**Brief**
Restate the entire listing word for word.

[Excerpts from a figure dataset]
>> start
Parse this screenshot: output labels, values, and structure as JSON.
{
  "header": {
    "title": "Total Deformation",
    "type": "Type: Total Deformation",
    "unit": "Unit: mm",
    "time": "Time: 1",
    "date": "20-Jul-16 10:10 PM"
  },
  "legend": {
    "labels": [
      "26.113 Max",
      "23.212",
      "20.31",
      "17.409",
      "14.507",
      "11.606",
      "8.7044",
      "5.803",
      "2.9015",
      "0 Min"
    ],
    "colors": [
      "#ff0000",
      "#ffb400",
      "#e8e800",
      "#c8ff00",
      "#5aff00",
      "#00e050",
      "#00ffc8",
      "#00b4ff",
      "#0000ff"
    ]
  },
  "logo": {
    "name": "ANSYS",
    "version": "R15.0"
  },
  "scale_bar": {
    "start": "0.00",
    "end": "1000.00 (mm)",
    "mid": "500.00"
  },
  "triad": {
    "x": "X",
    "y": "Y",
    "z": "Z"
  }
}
>> end
**Response to the exercise**
Parse this screenshot: output labels, values, and structure as JSON.
{
  "header": {
    "title": "Total Deformation",
    "type": "Type: Total Deformation",
    "unit": "Unit: mm",
    "time": "Time: 1",
    "date": "20-Jul-16 10:10 PM"
  },
  "legend": {
    "labels": [
      "26.113 Max",
      "23.212",
      "20.31",
      "17.409",
      "14.507",
      "11.606",
      "8.7044",
      "5.803",
      "2.9015",
      "0 Min"
    ],
    "colors": [
      "#ff0000",
      "#ffb400",
      "#e8e800",
      "#c8ff00",
      "#5aff00",
      "#00e050",
      "#00ffc8",
      "#00b4ff",
      "#0000ff"
    ]
  },
  "logo": {
    "name": "ANSYS",
    "version": "R15.0"
  },
  "scale_bar": {
    "start": "0.00",
    "end": "1000.00 (mm)",
    "mid": "500.00"
  },
  "triad": {
    "x": "X",
    "y": "Y",
    "z": "Z"
  }
}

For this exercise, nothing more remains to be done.